Tally the lines below that contain "this". The number is the whole answer.

[Rows from a figure dataset]

>>

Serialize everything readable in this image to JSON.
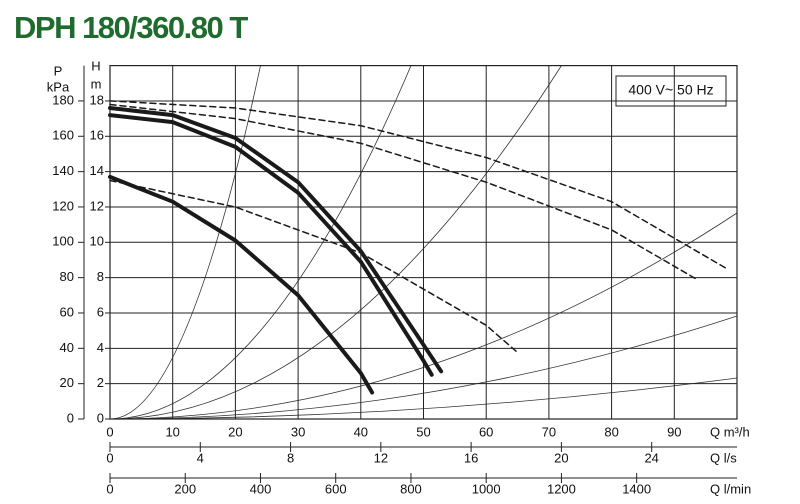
{
  "chart_data": {
    "type": "line",
    "title": "DPH 180/360.80 T",
    "annotation": "400 V~ 50 Hz",
    "xlabel": "Q m³/h",
    "x2label": "Q l/s",
    "x3label": "Q l/min",
    "ylabel": [
      "H",
      "m"
    ],
    "y2label": [
      "P",
      "kPa"
    ],
    "xlim": [
      0,
      100
    ],
    "xticks": [
      0,
      10,
      20,
      30,
      40,
      50,
      60,
      70,
      80,
      90
    ],
    "x2lim": [
      0,
      27.78
    ],
    "x2ticks": [
      0,
      4,
      8,
      12,
      16,
      20,
      24
    ],
    "x3lim": [
      0,
      1666.7
    ],
    "x3ticks": [
      0,
      200,
      400,
      600,
      800,
      1000,
      1200,
      1400
    ],
    "ylim": [
      0,
      20
    ],
    "yticks": [
      0,
      2,
      4,
      6,
      8,
      10,
      12,
      14,
      16,
      18
    ],
    "y2lim": [
      0,
      200
    ],
    "y2ticks": [
      0,
      20,
      40,
      60,
      80,
      100,
      120,
      140,
      160,
      180
    ],
    "grid": true,
    "series": [
      {
        "color": "#1a1a1a",
        "dash": false,
        "x": [
          0,
          10,
          20,
          30,
          40,
          50,
          52.8
        ],
        "values": [
          17.6,
          17.2,
          15.9,
          13.4,
          9.5,
          4.2,
          2.7
        ]
      },
      {
        "color": "#1a1a1a",
        "dash": false,
        "x": [
          0,
          10,
          20,
          30,
          40,
          50,
          51.3
        ],
        "values": [
          17.2,
          16.8,
          15.4,
          12.8,
          8.9,
          3.3,
          2.5
        ]
      },
      {
        "color": "#1a1a1a",
        "dash": false,
        "x": [
          0,
          10,
          20,
          30,
          40,
          41.8
        ],
        "values": [
          13.7,
          12.3,
          10.1,
          7.0,
          2.6,
          1.5
        ]
      },
      {
        "color": "#1a1a1a",
        "dash": true,
        "x": [
          0,
          20,
          40,
          60,
          80,
          98.4
        ],
        "values": [
          18,
          17.6,
          16.6,
          14.8,
          12.3,
          8.5
        ]
      },
      {
        "color": "#1a1a1a",
        "dash": true,
        "x": [
          0,
          20,
          40,
          60,
          80,
          93.6
        ],
        "values": [
          17.8,
          17.0,
          15.6,
          13.4,
          10.7,
          7.9
        ]
      },
      {
        "color": "#1a1a1a",
        "dash": true,
        "x": [
          0,
          20,
          40,
          60,
          64.9
        ],
        "values": [
          13.5,
          12.0,
          9.4,
          5.3,
          3.8
        ]
      }
    ]
  }
}
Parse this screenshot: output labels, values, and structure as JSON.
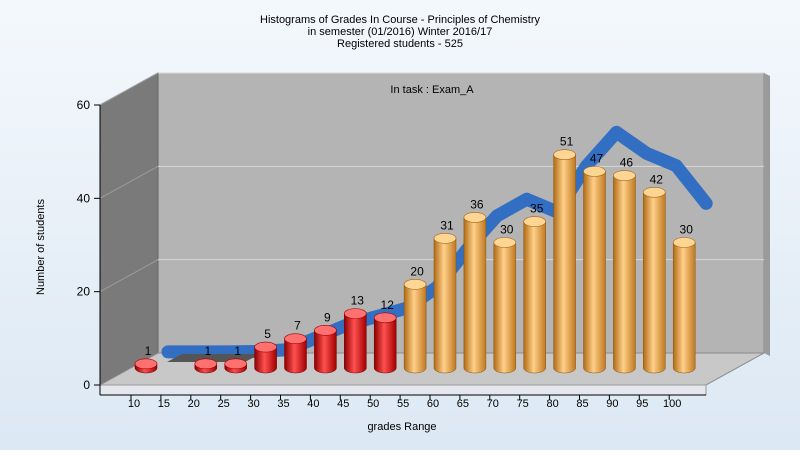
{
  "chart_data": {
    "type": "bar",
    "title_lines": [
      "Histograms of Grades  In Course - Principles of Chemistry",
      "in semester  (01/2016) Winter 2016/17",
      "Registered students - 525"
    ],
    "annotation": "In task : Exam_A",
    "xlabel": "grades Range",
    "ylabel": "Number of students",
    "ylim": [
      0,
      60
    ],
    "yticks": [
      "0",
      "20",
      "40",
      "60"
    ],
    "categories": [
      "10",
      "15",
      "20",
      "25",
      "30",
      "35",
      "40",
      "45",
      "50",
      "55",
      "60",
      "65",
      "70",
      "75",
      "80",
      "85",
      "90",
      "95",
      "100"
    ],
    "values": [
      1,
      0,
      1,
      1,
      5,
      7,
      9,
      13,
      12,
      20,
      31,
      36,
      30,
      35,
      51,
      47,
      46,
      42,
      30
    ],
    "value_labels": [
      "1",
      "",
      "1",
      "1",
      "5",
      "7",
      "9",
      "13",
      "12",
      "20",
      "31",
      "36",
      "30",
      "35",
      "51",
      "47",
      "46",
      "42",
      "30"
    ],
    "trend": [
      0.5,
      0.5,
      0.5,
      0.6,
      1,
      4,
      7,
      9,
      11,
      16,
      25,
      33,
      37,
      34,
      45,
      53,
      48,
      45,
      36
    ],
    "colors": {
      "low_bar": "#e02020",
      "high_bar": "#e8a040",
      "trend": "#2b6cc4",
      "wall": "#b4b4b4",
      "side_wall": "#7a7a7a"
    },
    "grid": true,
    "legend": "none"
  }
}
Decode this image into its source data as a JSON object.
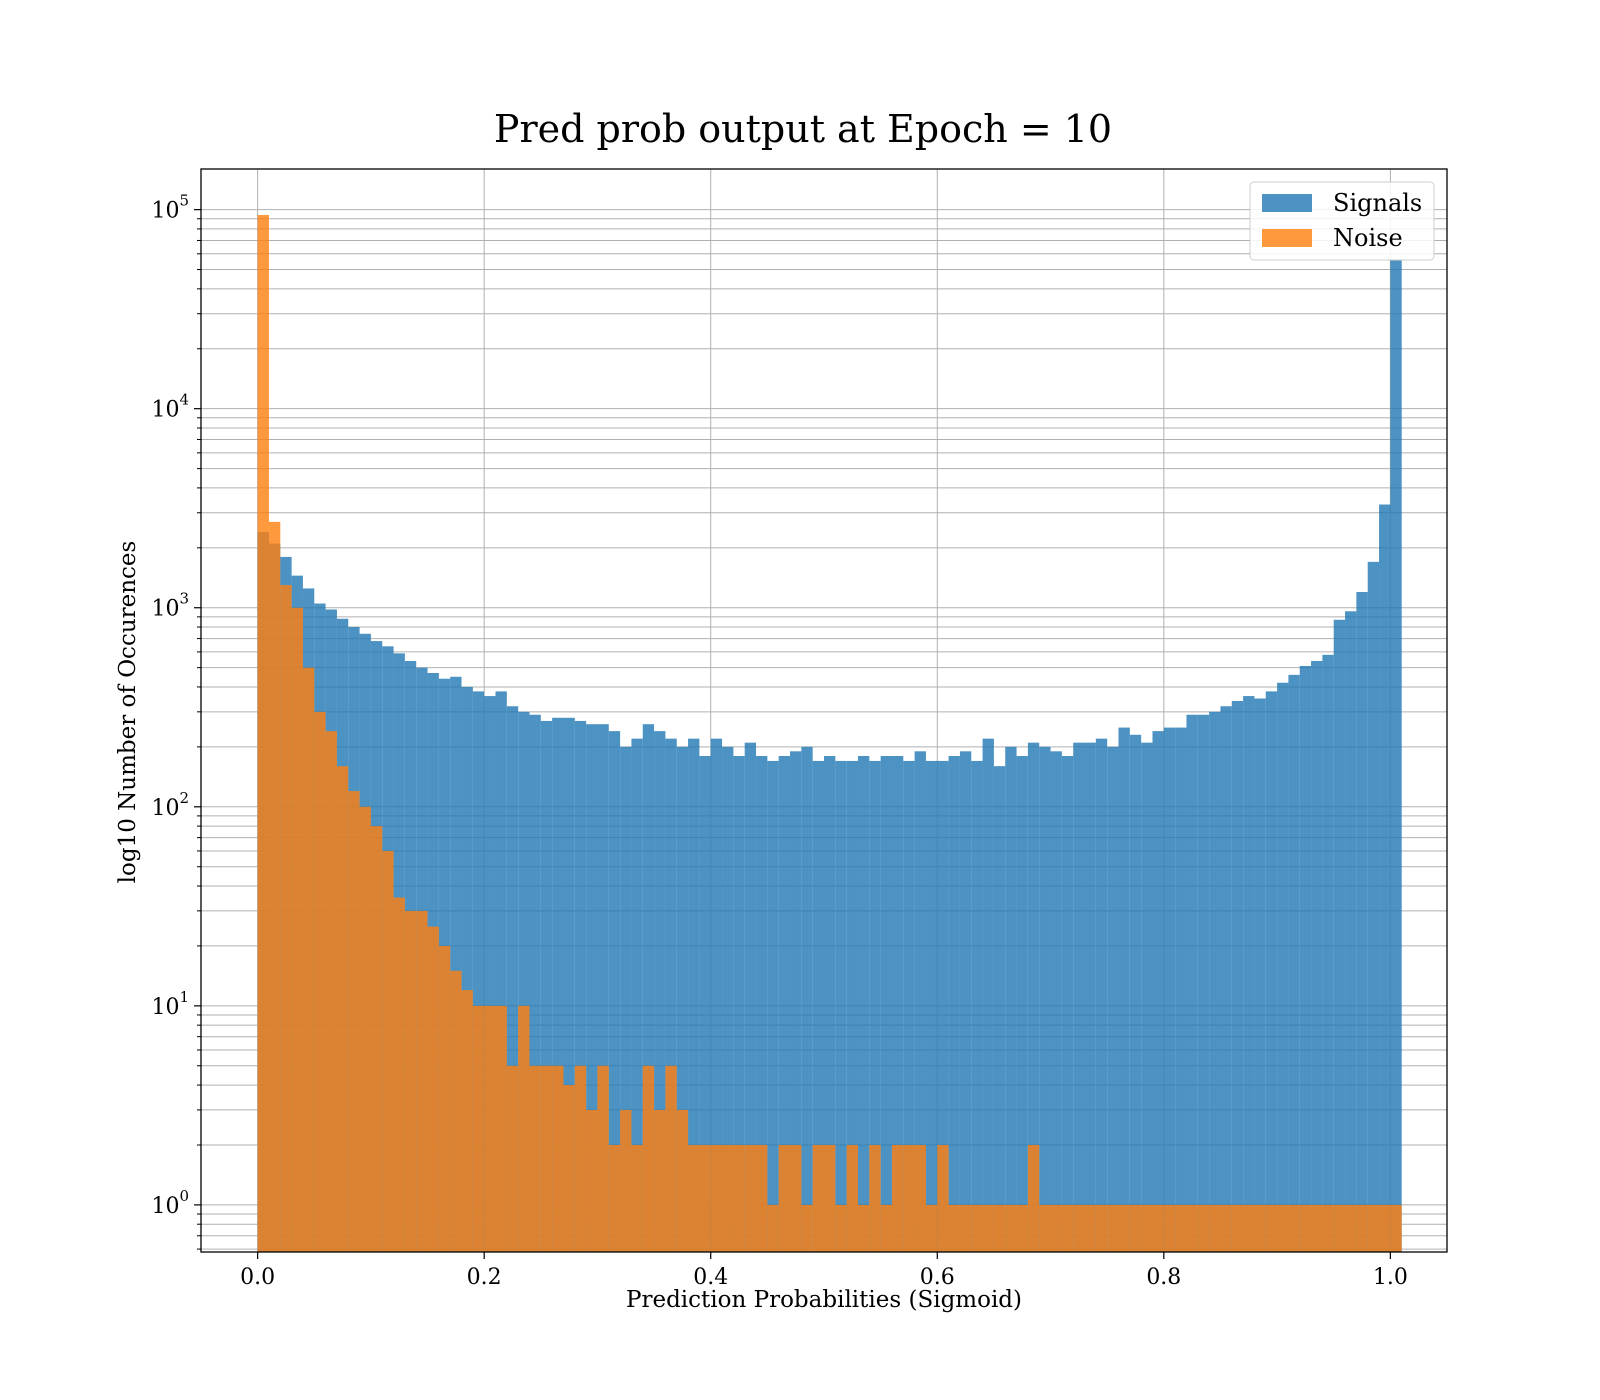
{
  "chart_data": {
    "type": "bar",
    "title": "Pred prob output at Epoch = 10",
    "xlabel": "Prediction Probabilities (Sigmoid)",
    "ylabel": "log10 Number of Occurences",
    "xlim": [
      -0.05,
      1.05
    ],
    "ylim": [
      0.58,
      160000
    ],
    "yscale": "log",
    "grid": "on (major and minor)",
    "legend_position": "top-right",
    "bin_width": 0.01,
    "x_ticks": [
      {
        "value": 0.0,
        "label": "0.0"
      },
      {
        "value": 0.2,
        "label": "0.2"
      },
      {
        "value": 0.4,
        "label": "0.4"
      },
      {
        "value": 0.6,
        "label": "0.6"
      },
      {
        "value": 0.8,
        "label": "0.8"
      },
      {
        "value": 1.0,
        "label": "1.0"
      }
    ],
    "y_ticks": [
      {
        "value": 1,
        "base": "10",
        "exp": "0"
      },
      {
        "value": 10,
        "base": "10",
        "exp": "1"
      },
      {
        "value": 100,
        "base": "10",
        "exp": "2"
      },
      {
        "value": 1000,
        "base": "10",
        "exp": "3"
      },
      {
        "value": 10000,
        "base": "10",
        "exp": "4"
      },
      {
        "value": 100000,
        "base": "10",
        "exp": "5"
      }
    ],
    "series": [
      {
        "name": "Signals",
        "color": "#1f77b4",
        "alpha": 0.8,
        "bin_start": 0.0,
        "values": [
          2400,
          2100,
          1800,
          1450,
          1250,
          1050,
          980,
          880,
          800,
          740,
          680,
          640,
          590,
          540,
          500,
          470,
          440,
          450,
          400,
          380,
          360,
          380,
          320,
          300,
          290,
          270,
          280,
          280,
          270,
          260,
          260,
          240,
          200,
          220,
          260,
          240,
          220,
          200,
          220,
          180,
          220,
          200,
          180,
          210,
          180,
          170,
          180,
          190,
          200,
          170,
          180,
          170,
          170,
          180,
          170,
          180,
          180,
          170,
          190,
          170,
          170,
          180,
          190,
          170,
          220,
          160,
          200,
          180,
          210,
          200,
          190,
          180,
          210,
          210,
          220,
          200,
          250,
          230,
          210,
          240,
          250,
          250,
          290,
          290,
          300,
          320,
          340,
          360,
          350,
          380,
          420,
          460,
          510,
          540,
          580,
          870,
          960,
          1200,
          1700,
          3300,
          56000
        ]
      },
      {
        "name": "Noise",
        "color": "#ff7f0e",
        "alpha": 0.8,
        "bin_start": 0.0,
        "values": [
          94000,
          2700,
          1300,
          1000,
          500,
          300,
          240,
          160,
          120,
          100,
          80,
          60,
          35,
          30,
          30,
          25,
          20,
          15,
          12,
          10,
          10,
          10,
          5,
          10,
          5,
          5,
          5,
          4,
          5,
          3,
          5,
          2,
          3,
          2,
          5,
          3,
          5,
          3,
          2,
          2,
          2,
          2,
          2,
          2,
          2,
          1,
          2,
          2,
          1,
          2,
          2,
          1,
          2,
          1,
          2,
          1,
          2,
          2,
          2,
          1,
          2,
          1,
          1,
          1,
          1,
          1,
          1,
          1,
          2,
          1,
          1,
          1,
          1,
          1,
          1,
          1,
          1,
          1,
          1,
          1,
          1,
          1,
          1,
          1,
          1,
          1,
          1,
          1,
          1,
          1,
          1,
          1,
          1,
          1,
          1,
          1,
          1,
          1,
          1,
          1,
          1
        ]
      }
    ]
  }
}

<<

- _RESPONSE TO THE EXERCISE_: 3